練習課題:
a. 提示文で「古狸」と呼ばれている人物は誰ですか。
b. 提示文の「1.ハルは脱走兵のはずなのに呑気すぎじゃないでしょうか?」から「テシク民族ってどんな人たち?」までを、その語句も含めて一字も変えずに書き写してください。

提示文:
************

ペニンシュラ型

~私とあなたの不可避な壁~

亡念のザムド各話を勝手に解説していくシリーズ 第18話

配信にて全話視聴済みのrivfiがネタバレにならない程度に、テレビ放映された回の分かりにくいところ、今後に備えてちょっと大事なところなどを書いていくコーナーです。あくまで私の勝手な解釈なので間違ってたらごめんなさい。

間が空きすぎなので一気に更新したいと思います。
14話でアキユキとナキアミが分かれてから全体的に暗い雰囲気になってしまっていたこの作品ですが、とうとう上へ飛び出す準備が完了したようです。
今回の色々な見せ方はとてもよく出来てると思いますよ。


〜色々と解説〜

  1.ハルは脱走兵のはずなのに呑気すぎじゃないでしょうか?
一応、冒頭のシーンでは見つからないように隠れているのでそんなことはないでしょう。
むしろ隊長さんに見つかって彼の口から、どうやら表向き自分は垣巣直属になったということで処理された(自分が捕虜扱いされてたことは知られてない)らしい、と知ったからこそあんまり一目を気にしていないのでしょう。
というかこの隊長さんにしろ、古狸こと尖端島司令官にしろ、この作品は名無しのキャラクターが良い味を出し過ぎですね。司令官なんか一話から出てるのに公式サイトのキャラクター紹介で唯一本名じゃないという……


  2.改めて聞きますが、タマヨビってなんですか?更に今更だけどテシク民族ってどんな人たち?

************

記録データ:

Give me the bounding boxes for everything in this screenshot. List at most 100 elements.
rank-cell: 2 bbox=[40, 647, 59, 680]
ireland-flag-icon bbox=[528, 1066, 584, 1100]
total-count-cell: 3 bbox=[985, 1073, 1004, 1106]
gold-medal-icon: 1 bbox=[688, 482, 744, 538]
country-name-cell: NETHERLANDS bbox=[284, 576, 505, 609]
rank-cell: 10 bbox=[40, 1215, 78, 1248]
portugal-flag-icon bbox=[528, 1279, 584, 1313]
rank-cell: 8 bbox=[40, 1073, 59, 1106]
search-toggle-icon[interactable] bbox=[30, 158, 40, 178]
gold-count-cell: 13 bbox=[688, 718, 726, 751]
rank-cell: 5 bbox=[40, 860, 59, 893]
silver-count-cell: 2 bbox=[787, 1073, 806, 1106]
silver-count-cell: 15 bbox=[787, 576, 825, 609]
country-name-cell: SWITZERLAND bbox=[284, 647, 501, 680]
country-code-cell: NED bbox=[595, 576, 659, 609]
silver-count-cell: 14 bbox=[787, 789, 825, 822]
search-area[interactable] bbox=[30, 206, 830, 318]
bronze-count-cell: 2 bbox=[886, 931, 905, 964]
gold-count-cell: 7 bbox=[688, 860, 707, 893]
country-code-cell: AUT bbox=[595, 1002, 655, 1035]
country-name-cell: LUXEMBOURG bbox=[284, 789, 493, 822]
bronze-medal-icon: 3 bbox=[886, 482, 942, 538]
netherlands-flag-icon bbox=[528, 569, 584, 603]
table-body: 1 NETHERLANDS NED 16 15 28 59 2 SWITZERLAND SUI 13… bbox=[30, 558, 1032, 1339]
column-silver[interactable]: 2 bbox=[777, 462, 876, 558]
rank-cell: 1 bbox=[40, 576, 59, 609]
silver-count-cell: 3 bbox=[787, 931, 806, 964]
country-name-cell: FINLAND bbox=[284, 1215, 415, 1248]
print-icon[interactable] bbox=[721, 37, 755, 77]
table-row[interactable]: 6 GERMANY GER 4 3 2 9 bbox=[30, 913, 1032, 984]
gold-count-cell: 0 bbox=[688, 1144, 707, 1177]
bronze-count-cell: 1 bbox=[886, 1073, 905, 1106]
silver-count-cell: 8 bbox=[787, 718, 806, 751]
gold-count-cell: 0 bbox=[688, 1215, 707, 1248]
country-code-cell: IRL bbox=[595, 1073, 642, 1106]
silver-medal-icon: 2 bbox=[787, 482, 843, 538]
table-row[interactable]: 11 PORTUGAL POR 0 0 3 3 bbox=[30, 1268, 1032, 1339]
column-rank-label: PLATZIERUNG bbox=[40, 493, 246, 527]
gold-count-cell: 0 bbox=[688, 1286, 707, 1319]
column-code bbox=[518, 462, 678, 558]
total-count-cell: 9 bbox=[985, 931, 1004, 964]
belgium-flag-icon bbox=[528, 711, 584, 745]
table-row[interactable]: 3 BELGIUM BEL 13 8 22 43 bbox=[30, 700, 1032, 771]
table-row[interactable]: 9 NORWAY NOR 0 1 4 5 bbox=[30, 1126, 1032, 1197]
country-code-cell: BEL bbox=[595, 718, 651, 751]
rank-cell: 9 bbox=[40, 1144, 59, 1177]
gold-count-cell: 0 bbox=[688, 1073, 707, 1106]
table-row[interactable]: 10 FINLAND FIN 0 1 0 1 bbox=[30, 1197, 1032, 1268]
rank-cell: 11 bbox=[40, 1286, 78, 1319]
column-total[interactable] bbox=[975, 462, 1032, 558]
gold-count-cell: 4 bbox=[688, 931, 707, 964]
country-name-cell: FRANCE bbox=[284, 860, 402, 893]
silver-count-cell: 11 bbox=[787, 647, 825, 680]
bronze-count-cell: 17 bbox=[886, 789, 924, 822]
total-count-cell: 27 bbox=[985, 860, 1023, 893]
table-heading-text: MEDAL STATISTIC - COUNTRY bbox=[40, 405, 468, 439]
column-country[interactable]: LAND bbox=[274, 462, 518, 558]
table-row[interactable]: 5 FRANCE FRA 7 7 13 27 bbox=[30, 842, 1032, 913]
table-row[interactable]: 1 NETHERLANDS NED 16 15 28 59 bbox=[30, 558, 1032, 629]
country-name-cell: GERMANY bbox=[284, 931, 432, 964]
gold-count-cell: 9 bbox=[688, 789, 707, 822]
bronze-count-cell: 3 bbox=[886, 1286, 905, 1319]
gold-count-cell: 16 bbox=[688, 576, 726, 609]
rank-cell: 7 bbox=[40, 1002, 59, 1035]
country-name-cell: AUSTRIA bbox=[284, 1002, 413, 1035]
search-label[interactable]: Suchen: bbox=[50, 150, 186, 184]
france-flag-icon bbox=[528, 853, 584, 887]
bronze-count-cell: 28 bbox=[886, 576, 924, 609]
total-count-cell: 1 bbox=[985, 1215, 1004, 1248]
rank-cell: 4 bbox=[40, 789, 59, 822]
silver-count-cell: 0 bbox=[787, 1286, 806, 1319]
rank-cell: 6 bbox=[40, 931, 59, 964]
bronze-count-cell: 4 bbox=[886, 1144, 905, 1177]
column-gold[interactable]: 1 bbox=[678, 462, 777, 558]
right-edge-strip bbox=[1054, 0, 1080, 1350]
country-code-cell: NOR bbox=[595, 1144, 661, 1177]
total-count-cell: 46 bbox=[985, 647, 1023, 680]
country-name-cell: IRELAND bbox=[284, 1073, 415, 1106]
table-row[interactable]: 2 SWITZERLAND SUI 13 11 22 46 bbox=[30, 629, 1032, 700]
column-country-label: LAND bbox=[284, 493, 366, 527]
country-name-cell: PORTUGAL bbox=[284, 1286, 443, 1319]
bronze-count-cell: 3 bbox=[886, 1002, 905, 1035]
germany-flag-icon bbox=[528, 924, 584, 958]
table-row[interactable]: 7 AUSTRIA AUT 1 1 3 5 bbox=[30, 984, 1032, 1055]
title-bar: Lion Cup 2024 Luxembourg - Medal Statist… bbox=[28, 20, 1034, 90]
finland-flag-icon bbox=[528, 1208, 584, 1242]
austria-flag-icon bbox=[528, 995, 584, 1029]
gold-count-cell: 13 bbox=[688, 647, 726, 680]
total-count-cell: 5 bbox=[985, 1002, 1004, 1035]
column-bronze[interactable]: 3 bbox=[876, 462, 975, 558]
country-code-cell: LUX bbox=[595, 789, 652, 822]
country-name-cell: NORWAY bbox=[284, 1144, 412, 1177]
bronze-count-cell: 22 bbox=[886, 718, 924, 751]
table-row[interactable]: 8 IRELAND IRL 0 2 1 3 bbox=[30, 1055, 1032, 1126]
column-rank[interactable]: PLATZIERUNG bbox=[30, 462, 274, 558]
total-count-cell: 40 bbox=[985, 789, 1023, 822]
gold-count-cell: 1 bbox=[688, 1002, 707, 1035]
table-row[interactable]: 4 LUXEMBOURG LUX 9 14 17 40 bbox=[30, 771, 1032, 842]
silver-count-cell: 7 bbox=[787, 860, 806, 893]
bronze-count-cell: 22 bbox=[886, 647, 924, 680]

************

解答:
a. 尖端島司令官です。

b.
1.ハルは脱走兵のはずなのに呑気すぎじゃないでしょうか?
一応、冒頭のシーンでは見つからないように隠れているのでそんなことはないでしょう。
むしろ隊長さんに見つかって彼の口から、どうやら表向き自分は垣巣直属になったということで処理された(自分が捕虜扱いされてたことは知られてない)らしい、と知ったからこそあんまり一目を気にしていないのでしょう。
というかこの隊長さんにしろ、古狸こと尖端島司令官にしろ、この作品は名無しのキャラクターが良い味を出し過ぎですね。司令官なんか一話から出てるのに公式サイトのキャラクター紹介で唯一本名じゃないという……


  2.改めて聞きますが、タマヨビってなんですか?更に今更だけどテシク民族ってどんな人たち?